[Records from a collection]
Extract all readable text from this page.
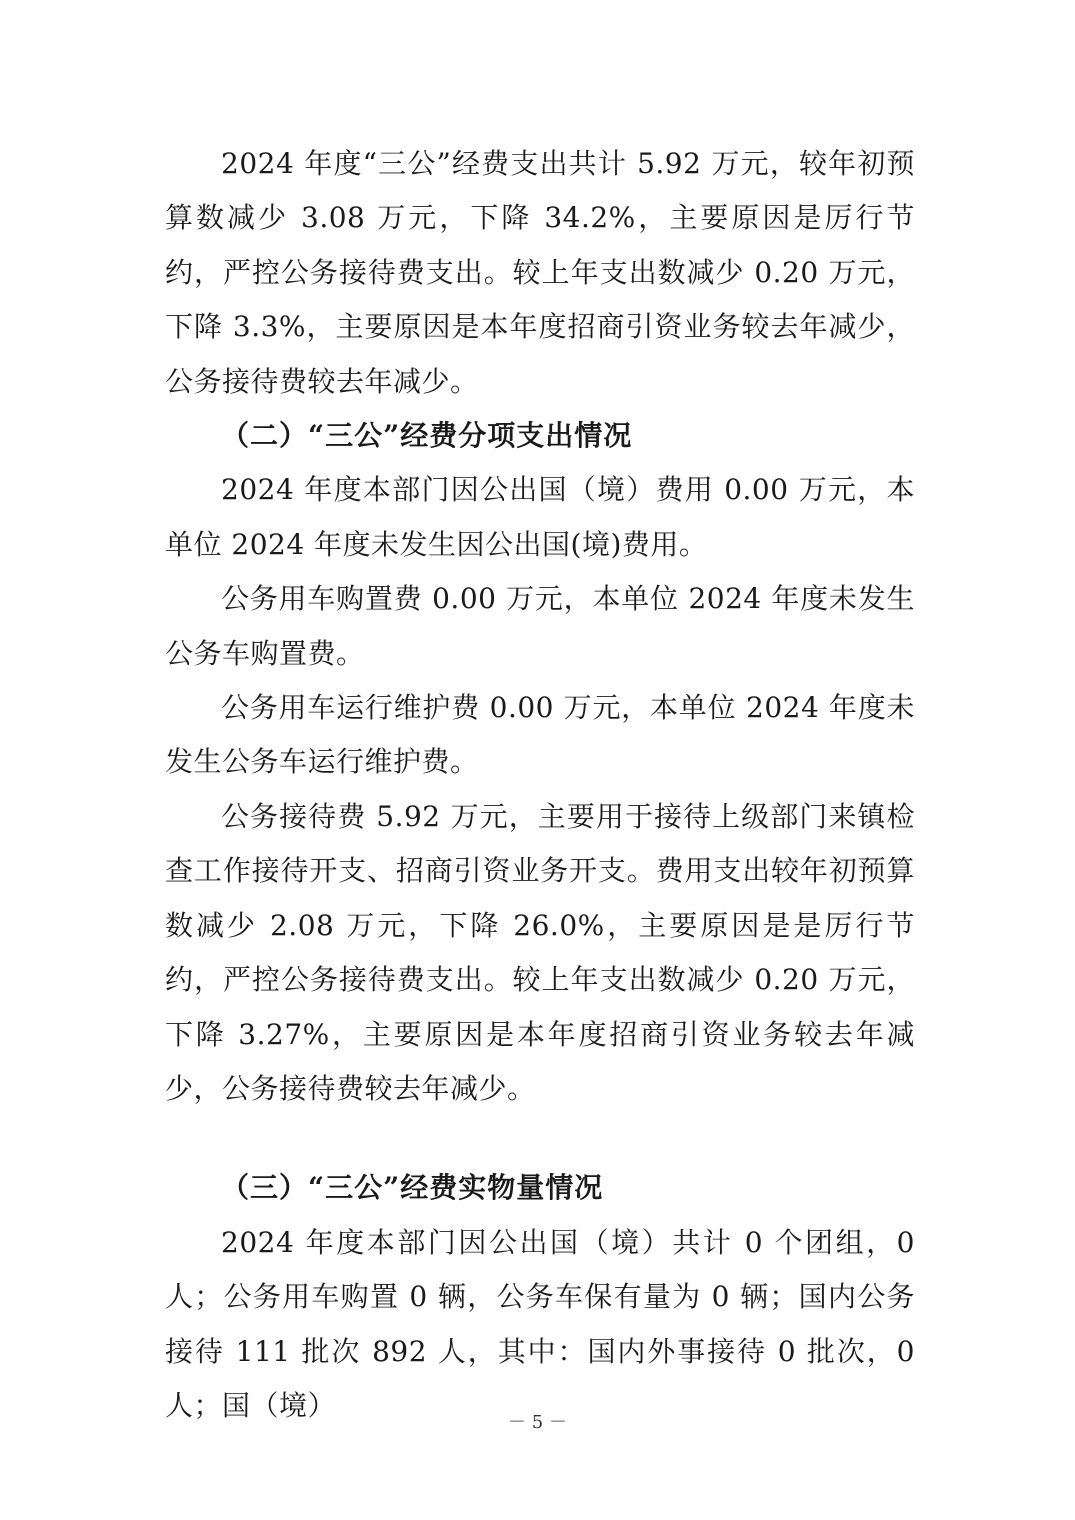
2024 年度“三公”经费支出共计 5.92 万元，较年初预算数减少 3.08 万元，下降 34.2%，主要原因是厉行节约，严控公务接待费支出。较上年支出数减少 0.20 万元，下降 3.3%，主要原因是本年度招商引资业务较去年减少，公务接待费较去年减少。

（二）“三公”经费分项支出情况

2024 年度本部门因公出国（境）费用 0.00 万元，本单位 2024 年度未发生因公出国(境)费用。

公务用车购置费 0.00 万元，本单位 2024 年度未发生公务车购置费。

公务用车运行维护费 0.00 万元，本单位 2024 年度未发生公务车运行维护费。

公务接待费 5.92 万元，主要用于接待上级部门来镇检查工作接待开支、招商引资业务开支。费用支出较年初预算数减少 2.08 万元，下降 26.0%，主要原因是是厉行节约，严控公务接待费支出。较上年支出数减少 0.20 万元，下降 3.27%，主要原因是本年度招商引资业务较去年减少，公务接待费较去年减少。

（三）“三公”经费实物量情况

2024 年度本部门因公出国（境）共计 0 个团组，0 人；公务用车购置 0 辆，公务车保有量为 0 辆；国内公务接待 111 批次 892 人，其中：国内外事接待 0 批次，0 人；国（境）

－ 5 －
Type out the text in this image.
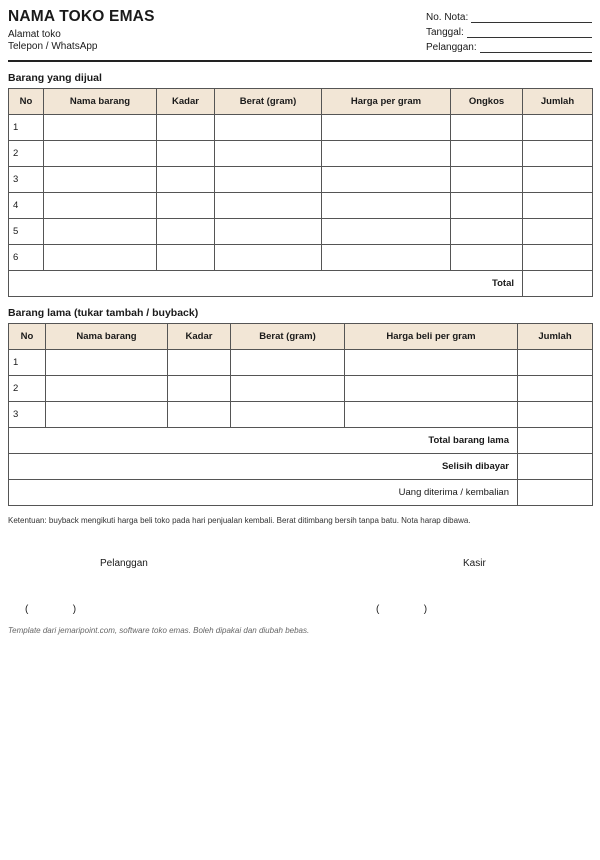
NAMA TOKO EMAS
Alamat toko
Telepon / WhatsApp
No. Nota:
Tanggal:
Pelanggan:
Barang yang dijual
No	Nama barang	Kadar	Berat (gram)	Harga per gram	Ongkos	Jumlah
1						
2						
3						
4						
5						
6						
Total						
Barang lama (tukar tambah / buyback)
No	Nama barang	Kadar	Berat (gram)	Harga beli per gram	Jumlah
1					
2					
3					
Total barang lama					
Selisih dibayar					
Uang diterima / kembalian					
Ketentuan: buyback mengikuti harga beli toko pada hari penjualan kembali. Berat ditimbang bersih tanpa batu. Nota harap dibawa.
Pelanggan	Kasir
(                )	(                )
Template dari jemaripoint.com, software toko emas. Boleh dipakai dan diubah bebas.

SHORT EXERCISE » Extract all lines from the data in which "严控公务接待费支出" is found.

OUTPUT FOR THIS TASK »
2024 年度“三公”经费支出共计 5.92 万元，较年初预算数减少 3.08 万元，下降 34.2%，主要原因是厉行节约，严控公务接待费支出。较上年支出数减少 0.20 万元，下降 3.3%，主要原因是本年度招商引资业务较去年减少，公务接待费较去年减少。
公务接待费 5.92 万元，主要用于接待上级部门来镇检查工作接待开支、招商引资业务开支。费用支出较年初预算数减少 2.08 万元，下降 26.0%，主要原因是是厉行节约，严控公务接待费支出。较上年支出数减少 0.20 万元，下降 3.27%，主要原因是本年度招商引资业务较去年减少，公务接待费较去年减少。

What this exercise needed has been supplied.